Retype the records below exactly as they appear.

..............................

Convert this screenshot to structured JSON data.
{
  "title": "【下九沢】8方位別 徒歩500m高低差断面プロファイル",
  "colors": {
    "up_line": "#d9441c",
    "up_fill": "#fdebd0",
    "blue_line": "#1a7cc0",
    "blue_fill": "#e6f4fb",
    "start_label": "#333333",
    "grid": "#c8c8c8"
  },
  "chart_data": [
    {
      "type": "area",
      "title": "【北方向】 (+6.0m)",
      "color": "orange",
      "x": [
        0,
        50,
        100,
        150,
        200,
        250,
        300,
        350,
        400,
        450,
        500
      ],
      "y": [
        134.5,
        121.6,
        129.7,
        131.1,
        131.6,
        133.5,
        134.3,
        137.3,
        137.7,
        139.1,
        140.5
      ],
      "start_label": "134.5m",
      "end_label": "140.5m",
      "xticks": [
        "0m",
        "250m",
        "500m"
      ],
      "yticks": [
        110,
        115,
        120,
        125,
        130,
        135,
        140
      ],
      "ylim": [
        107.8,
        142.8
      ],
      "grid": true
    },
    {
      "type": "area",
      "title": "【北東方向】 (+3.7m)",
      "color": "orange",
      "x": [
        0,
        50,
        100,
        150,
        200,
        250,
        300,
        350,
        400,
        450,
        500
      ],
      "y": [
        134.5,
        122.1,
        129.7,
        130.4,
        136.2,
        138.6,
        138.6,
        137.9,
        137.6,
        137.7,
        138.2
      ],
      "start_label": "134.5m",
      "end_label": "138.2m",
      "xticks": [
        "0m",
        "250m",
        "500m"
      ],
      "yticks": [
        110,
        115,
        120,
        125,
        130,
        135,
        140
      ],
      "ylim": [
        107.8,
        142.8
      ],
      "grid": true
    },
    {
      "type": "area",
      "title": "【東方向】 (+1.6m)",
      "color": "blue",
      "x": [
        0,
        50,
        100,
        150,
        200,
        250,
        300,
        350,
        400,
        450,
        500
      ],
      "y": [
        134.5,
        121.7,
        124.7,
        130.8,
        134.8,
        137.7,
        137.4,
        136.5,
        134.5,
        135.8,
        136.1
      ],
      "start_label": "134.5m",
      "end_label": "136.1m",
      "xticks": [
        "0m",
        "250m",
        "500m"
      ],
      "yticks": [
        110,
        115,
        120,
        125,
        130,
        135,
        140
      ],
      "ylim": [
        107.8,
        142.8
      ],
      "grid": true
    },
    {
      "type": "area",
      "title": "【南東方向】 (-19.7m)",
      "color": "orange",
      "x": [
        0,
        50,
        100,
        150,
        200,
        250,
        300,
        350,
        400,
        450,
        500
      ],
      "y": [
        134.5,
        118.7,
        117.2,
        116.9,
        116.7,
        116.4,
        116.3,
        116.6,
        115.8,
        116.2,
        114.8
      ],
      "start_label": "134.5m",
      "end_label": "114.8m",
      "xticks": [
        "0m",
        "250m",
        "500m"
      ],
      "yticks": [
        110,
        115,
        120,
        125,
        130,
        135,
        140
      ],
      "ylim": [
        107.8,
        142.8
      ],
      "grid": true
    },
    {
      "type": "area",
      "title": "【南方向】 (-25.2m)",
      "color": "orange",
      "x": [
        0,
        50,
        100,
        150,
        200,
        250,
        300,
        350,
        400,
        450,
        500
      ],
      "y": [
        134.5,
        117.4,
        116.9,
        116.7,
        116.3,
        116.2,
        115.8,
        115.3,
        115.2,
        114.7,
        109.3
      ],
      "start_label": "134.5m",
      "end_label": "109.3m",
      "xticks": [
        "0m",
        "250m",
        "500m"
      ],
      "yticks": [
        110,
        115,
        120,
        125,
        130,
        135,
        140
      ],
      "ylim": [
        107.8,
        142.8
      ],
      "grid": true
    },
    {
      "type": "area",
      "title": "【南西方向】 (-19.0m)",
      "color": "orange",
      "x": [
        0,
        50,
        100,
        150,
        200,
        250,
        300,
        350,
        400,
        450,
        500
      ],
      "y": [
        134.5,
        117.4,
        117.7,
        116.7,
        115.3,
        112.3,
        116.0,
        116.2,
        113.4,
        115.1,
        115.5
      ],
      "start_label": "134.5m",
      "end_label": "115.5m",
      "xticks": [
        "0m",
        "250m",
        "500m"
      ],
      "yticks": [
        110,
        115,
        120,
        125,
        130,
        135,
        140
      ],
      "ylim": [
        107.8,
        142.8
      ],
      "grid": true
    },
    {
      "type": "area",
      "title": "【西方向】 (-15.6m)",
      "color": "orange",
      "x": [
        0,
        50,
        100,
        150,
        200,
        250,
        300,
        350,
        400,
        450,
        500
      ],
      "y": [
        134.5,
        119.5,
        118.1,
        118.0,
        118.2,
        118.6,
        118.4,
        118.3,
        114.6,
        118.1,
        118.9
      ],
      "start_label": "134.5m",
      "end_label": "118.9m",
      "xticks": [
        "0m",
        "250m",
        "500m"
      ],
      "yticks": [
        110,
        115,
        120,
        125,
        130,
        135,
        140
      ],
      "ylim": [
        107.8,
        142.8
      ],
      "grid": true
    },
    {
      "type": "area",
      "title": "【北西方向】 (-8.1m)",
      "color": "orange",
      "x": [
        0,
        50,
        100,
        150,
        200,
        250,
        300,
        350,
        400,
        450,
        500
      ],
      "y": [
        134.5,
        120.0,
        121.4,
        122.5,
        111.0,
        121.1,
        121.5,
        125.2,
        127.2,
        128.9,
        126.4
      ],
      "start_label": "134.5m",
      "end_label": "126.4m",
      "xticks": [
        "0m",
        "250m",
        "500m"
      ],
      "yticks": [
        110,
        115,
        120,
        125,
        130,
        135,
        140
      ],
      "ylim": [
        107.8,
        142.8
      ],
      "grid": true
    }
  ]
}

..............................

RESULT BELOW
Convert this screenshot to structured JSON data.
{
  "title": "【下九沢】8方位別 徒歩500m高低差断面プロファイル",
  "colors": {
    "up_line": "#d9441c",
    "up_fill": "#fdebd0",
    "blue_line": "#1a7cc0",
    "blue_fill": "#e6f4fb",
    "start_label": "#333333",
    "grid": "#c8c8c8"
  },
  "chart_data": [
    {
      "type": "area",
      "title": "【北方向】 (+6.0m)",
      "color": "orange",
      "x": [
        0,
        50,
        100,
        150,
        200,
        250,
        300,
        350,
        400,
        450,
        500
      ],
      "y": [
        134.5,
        121.6,
        129.7,
        131.1,
        131.6,
        133.5,
        134.3,
        137.3,
        137.7,
        139.1,
        140.5
      ],
      "start_label": "134.5m",
      "end_label": "140.5m",
      "xticks": [
        "0m",
        "250m",
        "500m"
      ],
      "yticks": [
        110,
        115,
        120,
        125,
        130,
        135,
        140
      ],
      "ylim": [
        107.8,
        142.8
      ],
      "grid": true
    },
    {
      "type": "area",
      "title": "【北東方向】 (+3.7m)",
      "color": "orange",
      "x": [
        0,
        50,
        100,
        150,
        200,
        250,
        300,
        350,
        400,
        450,
        500
      ],
      "y": [
        134.5,
        122.1,
        129.7,
        130.4,
        136.2,
        138.6,
        138.6,
        137.9,
        137.6,
        137.7,
        138.2
      ],
      "start_label": "134.5m",
      "end_label": "138.2m",
      "xticks": [
        "0m",
        "250m",
        "500m"
      ],
      "yticks": [
        110,
        115,
        120,
        125,
        130,
        135,
        140
      ],
      "ylim": [
        107.8,
        142.8
      ],
      "grid": true
    },
    {
      "type": "area",
      "title": "【東方向】 (+1.6m)",
      "color": "blue",
      "x": [
        0,
        50,
        100,
        150,
        200,
        250,
        300,
        350,
        400,
        450,
        500
      ],
      "y": [
        134.5,
        121.7,
        124.7,
        130.8,
        134.8,
        137.7,
        137.4,
        136.5,
        134.5,
        135.8,
        136.1
      ],
      "start_label": "134.5m",
      "end_label": "136.1m",
      "xticks": [
        "0m",
        "250m",
        "500m"
      ],
      "yticks": [
        110,
        115,
        120,
        125,
        130,
        135,
        140
      ],
      "ylim": [
        107.8,
        142.8
      ],
      "grid": true
    },
    {
      "type": "area",
      "title": "【南東方向】 (-19.7m)",
      "color": "orange",
      "x": [
        0,
        50,
        100,
        150,
        200,
        250,
        300,
        350,
        400,
        450,
        500
      ],
      "y": [
        134.5,
        118.7,
        117.2,
        116.9,
        116.7,
        116.4,
        116.3,
        116.6,
        115.8,
        116.2,
        114.8
      ],
      "start_label": "134.5m",
      "end_label": "114.8m",
      "xticks": [
        "0m",
        "250m",
        "500m"
      ],
      "yticks": [
        110,
        115,
        120,
        125,
        130,
        135,
        140
      ],
      "ylim": [
        107.8,
        142.8
      ],
      "grid": true
    },
    {
      "type": "area",
      "title": "【南方向】 (-25.2m)",
      "color": "orange",
      "x": [
        0,
        50,
        100,
        150,
        200,
        250,
        300,
        350,
        400,
        450,
        500
      ],
      "y": [
        134.5,
        117.4,
        116.9,
        116.7,
        116.3,
        116.2,
        115.8,
        115.3,
        115.2,
        114.7,
        109.3
      ],
      "start_label": "134.5m",
      "end_label": "109.3m",
      "xticks": [
        "0m",
        "250m",
        "500m"
      ],
      "yticks": [
        110,
        115,
        120,
        125,
        130,
        135,
        140
      ],
      "ylim": [
        107.8,
        142.8
      ],
      "grid": true
    },
    {
      "type": "area",
      "title": "【南西方向】 (-19.0m)",
      "color": "orange",
      "x": [
        0,
        50,
        100,
        150,
        200,
        250,
        300,
        350,
        400,
        450,
        500
      ],
      "y": [
        134.5,
        117.4,
        117.7,
        116.7,
        115.3,
        112.3,
        116.0,
        116.2,
        113.4,
        115.1,
        115.5
      ],
      "start_label": "134.5m",
      "end_label": "115.5m",
      "xticks": [
        "0m",
        "250m",
        "500m"
      ],
      "yticks": [
        110,
        115,
        120,
        125,
        130,
        135,
        140
      ],
      "ylim": [
        107.8,
        142.8
      ],
      "grid": true
    },
    {
      "type": "area",
      "title": "【西方向】 (-15.6m)",
      "color": "orange",
      "x": [
        0,
        50,
        100,
        150,
        200,
        250,
        300,
        350,
        400,
        450,
        500
      ],
      "y": [
        134.5,
        119.5,
        118.1,
        118.0,
        118.2,
        118.6,
        118.4,
        118.3,
        114.6,
        118.1,
        118.9
      ],
      "start_label": "134.5m",
      "end_label": "118.9m",
      "xticks": [
        "0m",
        "250m",
        "500m"
      ],
      "yticks": [
        110,
        115,
        120,
        125,
        130,
        135,
        140
      ],
      "ylim": [
        107.8,
        142.8
      ],
      "grid": true
    },
    {
      "type": "area",
      "title": "【北西方向】 (-8.1m)",
      "color": "orange",
      "x": [
        0,
        50,
        100,
        150,
        200,
        250,
        300,
        350,
        400,
        450,
        500
      ],
      "y": [
        134.5,
        120.0,
        121.4,
        122.5,
        111.0,
        121.1,
        121.5,
        125.2,
        127.2,
        128.9,
        126.4
      ],
      "start_label": "134.5m",
      "end_label": "126.4m",
      "xticks": [
        "0m",
        "250m",
        "500m"
      ],
      "yticks": [
        110,
        115,
        120,
        125,
        130,
        135,
        140
      ],
      "ylim": [
        107.8,
        142.8
      ],
      "grid": true
    }
  ]
}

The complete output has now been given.